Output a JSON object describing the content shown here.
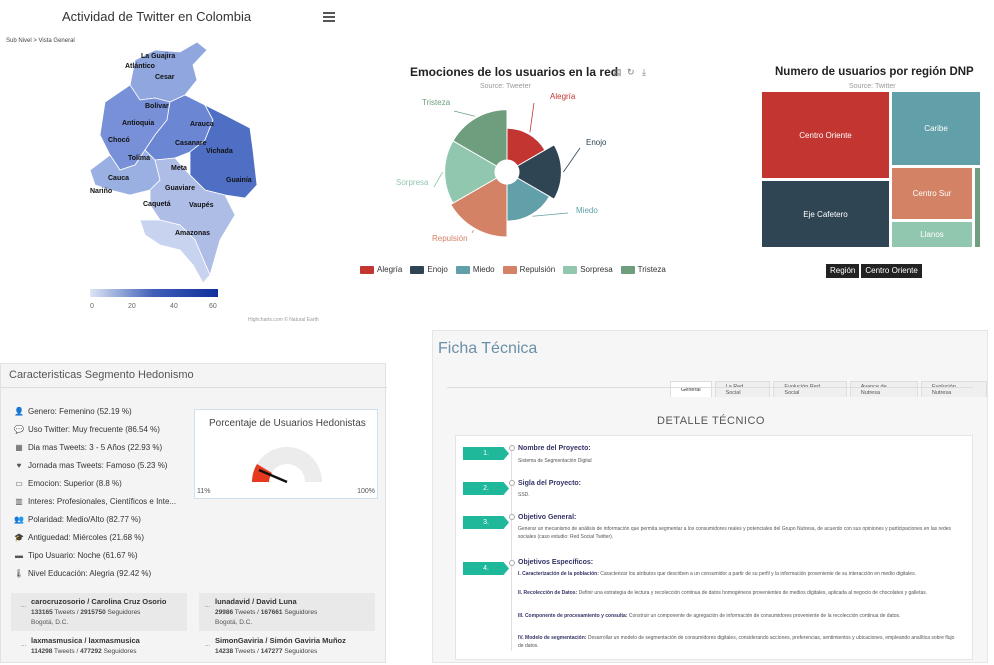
{
  "map": {
    "title": "Actividad de Twitter en Colombia",
    "breadcrumb": "Sub Nivel > Vista General",
    "credits": "Highcharts.com © Natural Earth",
    "departments": [
      "La Guajira",
      "Atlántico",
      "Cesar",
      "Bolívar",
      "Antioquia",
      "Arauca",
      "Chocó",
      "Casanare",
      "Tolima",
      "Vichada",
      "Meta",
      "Guainía",
      "Cauca",
      "Guaviare",
      "Nariño",
      "Caquetá",
      "Vaupés",
      "Amazonas"
    ],
    "legend": {
      "ticks": [
        "0",
        "20",
        "40",
        "60"
      ]
    }
  },
  "pie": {
    "title": "Emociones de los usuarios en la red",
    "source": "Source: Tweeter",
    "toolbar": [
      "document-icon",
      "refresh-icon",
      "download-icon"
    ],
    "chart_data": {
      "type": "pie",
      "title": "Emociones de los usuarios en la red",
      "subtitle": "Source: Tweeter",
      "categories": [
        "Alegría",
        "Enojo",
        "Miedo",
        "Repulsión",
        "Sorpresa",
        "Tristeza"
      ],
      "values": [
        12,
        16,
        14,
        20,
        19,
        19
      ],
      "colors": [
        "#c23531",
        "#2f4554",
        "#61a0a8",
        "#d48265",
        "#91c7ae",
        "#6e9e7d"
      ],
      "legend": "bottom"
    }
  },
  "treemap": {
    "title": "Numero de usuarios por región DNP",
    "source": "Source: Twitter",
    "chart_data": {
      "type": "treemap",
      "categories": [
        "Centro Oriente",
        "Caribe",
        "Eje Cafetero",
        "Centro Sur",
        "Llanos"
      ],
      "values": [
        36,
        22,
        25,
        13,
        6
      ],
      "colors": [
        "#c23531",
        "#61a0a8",
        "#2f4554",
        "#d48265",
        "#91c7ae"
      ]
    },
    "breadcrumb": [
      "Región",
      "Centro Oriente"
    ]
  },
  "hedonism": {
    "title": "Caracteristicas Segmento Hedonismo",
    "attributes": [
      {
        "icon": "user-icon",
        "text": "Genero: Femenino (52.19 %)"
      },
      {
        "icon": "chat-icon",
        "text": "Uso Twitter: Muy frecuente (86.54 %)"
      },
      {
        "icon": "calendar-icon",
        "text": "Dia mas Tweets: 3 - 5 Años (22.93 %)"
      },
      {
        "icon": "heart-icon",
        "text": "Jornada mas Tweets: Famoso (5.23 %)"
      },
      {
        "icon": "card-icon",
        "text": "Emocion: Superior (8.8 %)"
      },
      {
        "icon": "building-icon",
        "text": "Interes: Profesionales, Científicos e Inte..."
      },
      {
        "icon": "users-icon",
        "text": "Polaridad: Medio/Alto (82.77 %)"
      },
      {
        "icon": "graduation-icon",
        "text": "Antiguedad: Miércoles (21.68 %)"
      },
      {
        "icon": "briefcase-icon",
        "text": "Tipo Usuario: Noche (61.67 %)"
      },
      {
        "icon": "thermometer-icon",
        "text": "Nivel Educación: Alegria (92.42 %)"
      }
    ],
    "gauge": {
      "title": "Porcentaje de Usuarios Hedonistas",
      "min": "11%",
      "max": "100%",
      "value": 11
    },
    "users": [
      {
        "name": "carocruzosorio / Carolina Cruz Osorio",
        "tweets": "133165",
        "followers": "2915750",
        "location": "Bogotá, D.C."
      },
      {
        "name": "lunadavid / David Luna",
        "tweets": "29986",
        "followers": "167661",
        "location": "Bogotá, D.C."
      },
      {
        "name": "laxmasmusica / laxmasmusica",
        "tweets": "114298",
        "followers": "477292",
        "location": ""
      },
      {
        "name": "SimonGaviria / Simón Gaviria Muñoz",
        "tweets": "14238",
        "followers": "147277",
        "location": ""
      }
    ],
    "labels": {
      "tweets": "Tweets",
      "followers": "Seguidores"
    }
  },
  "ficha": {
    "title": "Ficha Técnica",
    "tabs": [
      "General",
      "La Red Social",
      "Evolución Red Social",
      "Avance de Nutresa",
      "Evolución Nutresa"
    ],
    "section": "DETALLE TÉCNICO",
    "steps": [
      {
        "num": "1.",
        "title": "Nombre del Proyecto:",
        "text": "Sistema de Segmentación Digital"
      },
      {
        "num": "2.",
        "title": "Sigla del Proyecto:",
        "text": "SSD."
      },
      {
        "num": "3.",
        "title": "Objetivo General:",
        "text": "Generar un mecanismo de análisis de información que permita segmentar a los consumidores reales y potenciales del Grupo Nutresa, de acuerdo con sus opiniones y participaciones en las redes sociales (caso estudio: Red Social Twitter)."
      },
      {
        "num": "4.",
        "title": "Objetivos Específicos:",
        "text": ""
      }
    ],
    "objectives": [
      {
        "head": "I. Caracterización de la población:",
        "text": "Caracterizar los atributos que describen a un consumidor a partir de su perfil y la información proveniente de su interacción en medio digitales."
      },
      {
        "head": "II. Recolección de Datos:",
        "text": "Definir una estrategia de lectura y recolección continua de datos homogéneos provenientes de medios digitales, aplicada al negocio de chocolates y galletas."
      },
      {
        "head": "III. Componente de procesamiento y consulta:",
        "text": "Construir un componente de agregación de información de consumidores proveniente de la recolección continua de datos."
      },
      {
        "head": "IV. Modelo de segmentación:",
        "text": "Desarrollar un modelo de segmentación de consumidores digitales, considerando acciones, preferencias, sentimientos y ubicaciones, empleando analítica sobre flujo de datos."
      }
    ]
  }
}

▶ _DIRECTION_
Which lines contain the word "Tweeter"? Return each of them.

▶ _WRITTEN ANSWER_
    "source": "Source: Tweeter",
      "subtitle": "Source: Tweeter",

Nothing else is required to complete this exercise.